Saved data entries
>>>

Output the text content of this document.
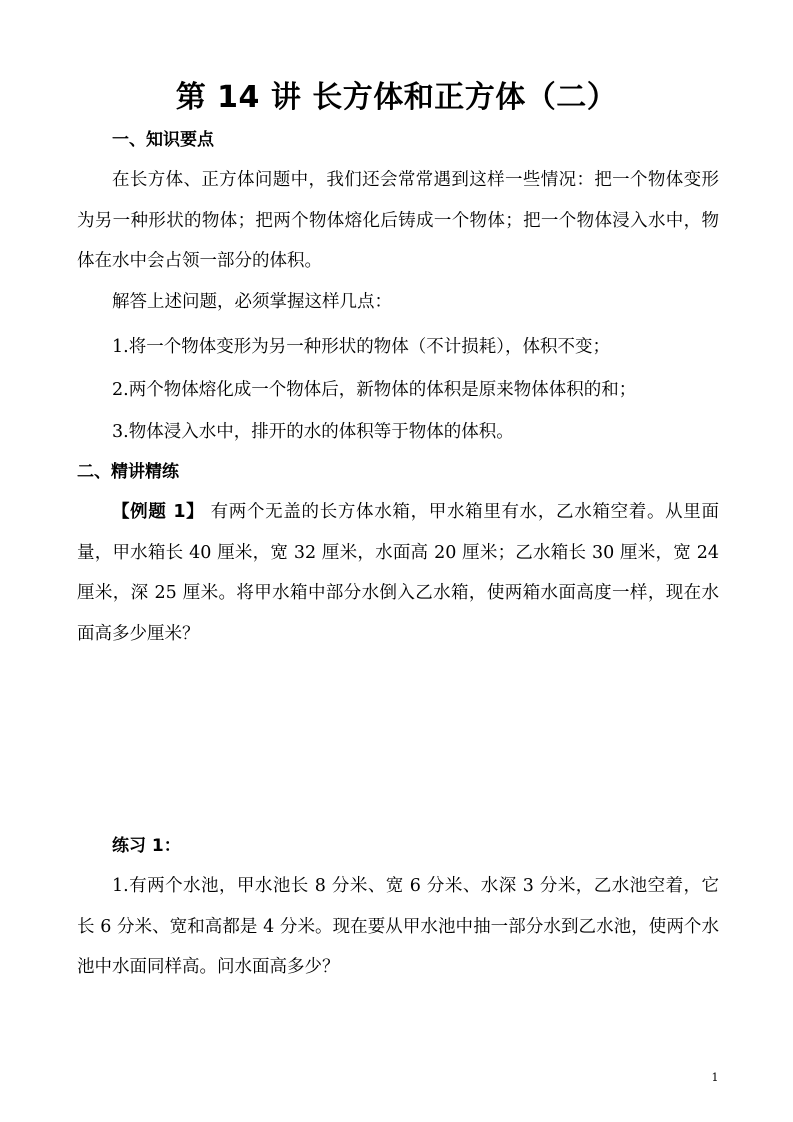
第 14 讲 长方体和正方体（二）
一、知识要点

在长方体、正方体问题中，我们还会常常遇到这样一些情况：把一个物体变形为另一种形状的物体；把两个物体熔化后铸成一个物体；把一个物体浸入水中，物体在水中会占领一部分的体积。

解答上述问题，必须掌握这样几点：

1.将一个物体变形为另一种形状的物体（不计损耗），体积不变；

2.两个物体熔化成一个物体后，新物体的体积是原来物体体积的和；

3.物体浸入水中，排开的水的体积等于物体的体积。

二、精讲精练

【例题 1】 有两个无盖的长方体水箱，甲水箱里有水，乙水箱空着。从里面量，甲水箱长 40 厘米，宽 32 厘米，水面高 20 厘米；乙水箱长 30 厘米，宽 24 厘米，深 25 厘米。将甲水箱中部分水倒入乙水箱，使两箱水面高度一样，现在水面高多少厘米？

练习 1：

1.有两个水池，甲水池长 8 分米、宽 6 分米、水深 3 分米，乙水池空着，它长 6 分米、宽和高都是 4 分米。现在要从甲水池中抽一部分水到乙水池，使两个水池中水面同样高。问水面高多少？

1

<<<

WHAT YOU ARE ASKED TO DO
Word for word, quote the lines above. Omit the pictures.

THE SOLUTION
Output the text content of this document.
第 14 讲 长方体和正方体（二）
一、知识要点

在长方体、正方体问题中，我们还会常常遇到这样一些情况：把一个物体变形为另一种形状的物体；把两个物体熔化后铸成一个物体；把一个物体浸入水中，物体在水中会占领一部分的体积。

解答上述问题，必须掌握这样几点：

1.将一个物体变形为另一种形状的物体（不计损耗），体积不变；

2.两个物体熔化成一个物体后，新物体的体积是原来物体体积的和；

3.物体浸入水中，排开的水的体积等于物体的体积。

二、精讲精练

【例题 1】 有两个无盖的长方体水箱，甲水箱里有水，乙水箱空着。从里面量，甲水箱长 40 厘米，宽 32 厘米，水面高 20 厘米；乙水箱长 30 厘米，宽 24 厘米，深 25 厘米。将甲水箱中部分水倒入乙水箱，使两箱水面高度一样，现在水面高多少厘米？

练习 1：

1.有两个水池，甲水池长 8 分米、宽 6 分米、水深 3 分米，乙水池空着，它长 6 分米、宽和高都是 4 分米。现在要从甲水池中抽一部分水到乙水池，使两个水池中水面同样高。问水面高多少？

1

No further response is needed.